# AIM OF THE TASK
Count each line in which the word "piControl" appears. Reply with the total and nothing more.

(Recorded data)
☆ ☆ ☆ ☆

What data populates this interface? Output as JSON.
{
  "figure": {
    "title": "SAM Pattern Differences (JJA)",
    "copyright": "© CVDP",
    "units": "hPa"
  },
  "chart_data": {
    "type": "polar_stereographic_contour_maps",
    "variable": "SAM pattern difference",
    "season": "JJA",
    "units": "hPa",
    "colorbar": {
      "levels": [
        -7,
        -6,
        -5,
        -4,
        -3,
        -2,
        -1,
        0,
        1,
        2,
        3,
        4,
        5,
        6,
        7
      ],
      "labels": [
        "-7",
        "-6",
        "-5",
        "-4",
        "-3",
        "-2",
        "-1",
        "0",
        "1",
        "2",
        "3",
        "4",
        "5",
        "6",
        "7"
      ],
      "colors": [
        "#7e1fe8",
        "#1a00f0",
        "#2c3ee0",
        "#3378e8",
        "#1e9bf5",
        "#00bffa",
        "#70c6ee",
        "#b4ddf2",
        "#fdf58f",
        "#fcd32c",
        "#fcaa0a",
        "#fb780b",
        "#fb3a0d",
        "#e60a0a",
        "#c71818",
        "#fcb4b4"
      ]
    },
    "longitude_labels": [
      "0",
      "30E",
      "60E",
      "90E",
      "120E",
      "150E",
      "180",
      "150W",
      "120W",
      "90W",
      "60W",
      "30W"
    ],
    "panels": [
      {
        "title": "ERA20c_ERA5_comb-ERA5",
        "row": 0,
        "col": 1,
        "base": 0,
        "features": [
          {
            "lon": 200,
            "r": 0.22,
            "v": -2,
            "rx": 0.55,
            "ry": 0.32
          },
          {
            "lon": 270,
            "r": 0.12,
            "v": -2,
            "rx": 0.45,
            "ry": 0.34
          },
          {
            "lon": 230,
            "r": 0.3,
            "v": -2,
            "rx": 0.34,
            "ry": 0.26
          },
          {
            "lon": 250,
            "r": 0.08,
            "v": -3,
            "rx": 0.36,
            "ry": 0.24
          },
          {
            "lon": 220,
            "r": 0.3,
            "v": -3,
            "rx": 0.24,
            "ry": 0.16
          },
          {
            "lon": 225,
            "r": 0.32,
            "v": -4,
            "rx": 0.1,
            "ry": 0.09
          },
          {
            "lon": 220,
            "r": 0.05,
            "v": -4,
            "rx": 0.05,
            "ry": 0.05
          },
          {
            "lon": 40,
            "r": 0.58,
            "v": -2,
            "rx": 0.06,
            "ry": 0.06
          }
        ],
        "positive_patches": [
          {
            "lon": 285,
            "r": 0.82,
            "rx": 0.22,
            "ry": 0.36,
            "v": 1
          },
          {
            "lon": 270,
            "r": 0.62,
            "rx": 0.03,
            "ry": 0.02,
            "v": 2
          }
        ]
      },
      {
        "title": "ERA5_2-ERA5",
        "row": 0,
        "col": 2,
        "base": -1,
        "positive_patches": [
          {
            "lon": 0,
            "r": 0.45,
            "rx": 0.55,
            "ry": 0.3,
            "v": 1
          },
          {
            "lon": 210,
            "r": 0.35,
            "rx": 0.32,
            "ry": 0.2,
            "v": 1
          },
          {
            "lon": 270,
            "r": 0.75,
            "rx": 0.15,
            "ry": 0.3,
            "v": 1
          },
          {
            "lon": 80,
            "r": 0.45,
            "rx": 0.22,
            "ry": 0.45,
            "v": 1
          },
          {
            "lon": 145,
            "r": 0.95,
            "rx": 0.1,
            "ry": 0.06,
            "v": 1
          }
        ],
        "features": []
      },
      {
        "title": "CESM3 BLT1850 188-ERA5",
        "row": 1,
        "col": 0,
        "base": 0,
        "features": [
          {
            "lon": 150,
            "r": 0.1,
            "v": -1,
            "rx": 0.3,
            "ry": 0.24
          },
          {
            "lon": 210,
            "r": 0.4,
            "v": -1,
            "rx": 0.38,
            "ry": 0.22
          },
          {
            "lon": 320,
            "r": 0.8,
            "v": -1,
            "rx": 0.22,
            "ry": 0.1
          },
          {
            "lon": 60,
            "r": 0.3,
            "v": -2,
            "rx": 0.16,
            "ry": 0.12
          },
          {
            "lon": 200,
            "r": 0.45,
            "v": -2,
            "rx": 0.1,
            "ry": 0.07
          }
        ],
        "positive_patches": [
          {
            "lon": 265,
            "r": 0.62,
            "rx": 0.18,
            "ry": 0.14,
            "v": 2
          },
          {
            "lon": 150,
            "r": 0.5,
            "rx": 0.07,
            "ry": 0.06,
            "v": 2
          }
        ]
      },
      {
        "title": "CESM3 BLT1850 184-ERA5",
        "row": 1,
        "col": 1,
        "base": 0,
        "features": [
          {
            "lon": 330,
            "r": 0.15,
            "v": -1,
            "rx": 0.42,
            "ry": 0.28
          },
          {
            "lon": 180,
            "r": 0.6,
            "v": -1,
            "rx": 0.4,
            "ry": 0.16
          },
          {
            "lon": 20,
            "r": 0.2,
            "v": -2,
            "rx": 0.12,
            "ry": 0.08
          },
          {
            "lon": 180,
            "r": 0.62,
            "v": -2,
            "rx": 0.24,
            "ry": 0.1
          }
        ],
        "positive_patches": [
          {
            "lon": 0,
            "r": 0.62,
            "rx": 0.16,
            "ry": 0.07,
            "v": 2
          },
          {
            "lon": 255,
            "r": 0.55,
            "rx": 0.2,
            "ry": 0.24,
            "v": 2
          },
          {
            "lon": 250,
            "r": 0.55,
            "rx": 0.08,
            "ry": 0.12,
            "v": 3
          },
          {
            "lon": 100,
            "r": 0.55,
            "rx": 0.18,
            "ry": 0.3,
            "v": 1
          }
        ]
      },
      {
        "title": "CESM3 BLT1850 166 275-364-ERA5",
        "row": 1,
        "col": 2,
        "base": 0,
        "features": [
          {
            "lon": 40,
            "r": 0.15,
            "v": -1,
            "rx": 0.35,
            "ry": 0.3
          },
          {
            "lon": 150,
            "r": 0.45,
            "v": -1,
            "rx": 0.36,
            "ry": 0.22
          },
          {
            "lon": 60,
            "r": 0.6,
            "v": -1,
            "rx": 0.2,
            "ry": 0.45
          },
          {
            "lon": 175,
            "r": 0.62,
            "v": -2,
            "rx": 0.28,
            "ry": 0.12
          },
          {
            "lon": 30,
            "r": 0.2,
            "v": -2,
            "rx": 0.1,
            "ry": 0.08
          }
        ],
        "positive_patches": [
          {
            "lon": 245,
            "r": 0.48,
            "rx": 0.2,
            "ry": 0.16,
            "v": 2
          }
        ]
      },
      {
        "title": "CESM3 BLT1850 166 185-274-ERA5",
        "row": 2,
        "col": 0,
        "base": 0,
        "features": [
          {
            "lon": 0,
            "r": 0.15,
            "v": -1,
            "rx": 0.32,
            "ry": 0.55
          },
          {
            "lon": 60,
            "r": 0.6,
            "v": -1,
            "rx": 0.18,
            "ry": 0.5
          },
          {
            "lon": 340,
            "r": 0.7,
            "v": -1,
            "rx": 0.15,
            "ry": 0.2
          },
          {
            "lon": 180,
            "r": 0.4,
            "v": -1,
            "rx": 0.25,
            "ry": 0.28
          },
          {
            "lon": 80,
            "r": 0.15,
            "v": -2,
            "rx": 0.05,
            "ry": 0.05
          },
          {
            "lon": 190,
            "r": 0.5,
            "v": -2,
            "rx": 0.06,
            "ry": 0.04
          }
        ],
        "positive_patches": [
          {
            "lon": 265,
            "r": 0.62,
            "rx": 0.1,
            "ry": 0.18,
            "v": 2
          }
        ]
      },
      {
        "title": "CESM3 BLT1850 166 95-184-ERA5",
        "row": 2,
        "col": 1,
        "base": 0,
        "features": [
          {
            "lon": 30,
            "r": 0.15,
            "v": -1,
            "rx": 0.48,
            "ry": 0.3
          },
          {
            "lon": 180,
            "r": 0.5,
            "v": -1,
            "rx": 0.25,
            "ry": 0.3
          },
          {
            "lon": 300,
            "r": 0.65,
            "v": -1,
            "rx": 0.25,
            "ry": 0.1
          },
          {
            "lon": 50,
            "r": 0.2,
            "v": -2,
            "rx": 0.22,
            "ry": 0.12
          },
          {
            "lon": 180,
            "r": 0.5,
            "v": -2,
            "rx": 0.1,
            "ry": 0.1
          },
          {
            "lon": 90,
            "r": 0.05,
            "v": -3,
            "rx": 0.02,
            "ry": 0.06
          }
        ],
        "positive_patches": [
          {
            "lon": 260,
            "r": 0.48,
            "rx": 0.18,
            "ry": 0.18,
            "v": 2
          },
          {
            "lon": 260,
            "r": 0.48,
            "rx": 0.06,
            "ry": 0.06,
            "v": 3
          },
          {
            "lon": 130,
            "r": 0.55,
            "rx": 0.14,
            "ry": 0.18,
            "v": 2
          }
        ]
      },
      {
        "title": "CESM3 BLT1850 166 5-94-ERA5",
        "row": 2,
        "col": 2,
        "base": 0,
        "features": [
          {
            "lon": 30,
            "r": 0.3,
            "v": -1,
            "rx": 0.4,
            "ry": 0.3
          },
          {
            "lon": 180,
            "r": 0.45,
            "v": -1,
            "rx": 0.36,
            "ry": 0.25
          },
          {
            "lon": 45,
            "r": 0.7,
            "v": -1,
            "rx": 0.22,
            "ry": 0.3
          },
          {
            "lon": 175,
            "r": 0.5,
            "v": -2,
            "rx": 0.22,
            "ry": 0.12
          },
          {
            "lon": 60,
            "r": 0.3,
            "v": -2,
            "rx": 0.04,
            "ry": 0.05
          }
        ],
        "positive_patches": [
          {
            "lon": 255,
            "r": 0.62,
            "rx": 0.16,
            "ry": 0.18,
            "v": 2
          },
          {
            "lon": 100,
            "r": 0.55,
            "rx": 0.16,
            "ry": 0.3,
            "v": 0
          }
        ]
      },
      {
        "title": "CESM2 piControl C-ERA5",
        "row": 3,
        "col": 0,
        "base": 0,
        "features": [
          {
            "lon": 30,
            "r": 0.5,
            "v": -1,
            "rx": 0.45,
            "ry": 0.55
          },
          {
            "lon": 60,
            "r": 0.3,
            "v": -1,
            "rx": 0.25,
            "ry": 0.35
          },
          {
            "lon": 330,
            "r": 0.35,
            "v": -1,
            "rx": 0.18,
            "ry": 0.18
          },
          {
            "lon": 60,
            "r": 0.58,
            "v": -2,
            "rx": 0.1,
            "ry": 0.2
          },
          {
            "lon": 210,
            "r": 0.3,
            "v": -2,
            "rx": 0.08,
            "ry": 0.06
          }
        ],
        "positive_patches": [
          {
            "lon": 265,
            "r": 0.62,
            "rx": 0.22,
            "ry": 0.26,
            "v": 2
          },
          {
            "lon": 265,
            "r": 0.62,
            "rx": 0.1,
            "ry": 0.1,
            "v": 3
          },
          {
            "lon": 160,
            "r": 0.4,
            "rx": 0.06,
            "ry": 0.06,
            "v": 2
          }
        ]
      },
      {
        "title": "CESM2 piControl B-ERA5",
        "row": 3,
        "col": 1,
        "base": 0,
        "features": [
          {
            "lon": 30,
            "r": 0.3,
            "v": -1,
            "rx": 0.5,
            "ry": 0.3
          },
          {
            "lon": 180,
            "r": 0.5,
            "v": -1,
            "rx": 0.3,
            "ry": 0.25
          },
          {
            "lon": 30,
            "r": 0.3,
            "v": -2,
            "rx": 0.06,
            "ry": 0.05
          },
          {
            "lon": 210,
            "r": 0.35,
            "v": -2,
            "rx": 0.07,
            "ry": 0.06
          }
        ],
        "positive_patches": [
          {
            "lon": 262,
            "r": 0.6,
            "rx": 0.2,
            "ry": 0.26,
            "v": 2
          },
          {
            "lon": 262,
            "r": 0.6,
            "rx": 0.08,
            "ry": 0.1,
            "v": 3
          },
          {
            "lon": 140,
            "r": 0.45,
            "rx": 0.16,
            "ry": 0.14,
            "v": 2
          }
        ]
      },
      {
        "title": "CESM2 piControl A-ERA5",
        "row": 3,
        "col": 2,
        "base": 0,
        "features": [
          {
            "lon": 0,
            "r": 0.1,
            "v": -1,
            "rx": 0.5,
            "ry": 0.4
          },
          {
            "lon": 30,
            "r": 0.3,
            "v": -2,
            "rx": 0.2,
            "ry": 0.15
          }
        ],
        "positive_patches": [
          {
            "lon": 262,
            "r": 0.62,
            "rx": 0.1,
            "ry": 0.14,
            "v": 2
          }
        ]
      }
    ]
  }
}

☆ ☆ ☆ ☆

# RESULT OF THE TASK
3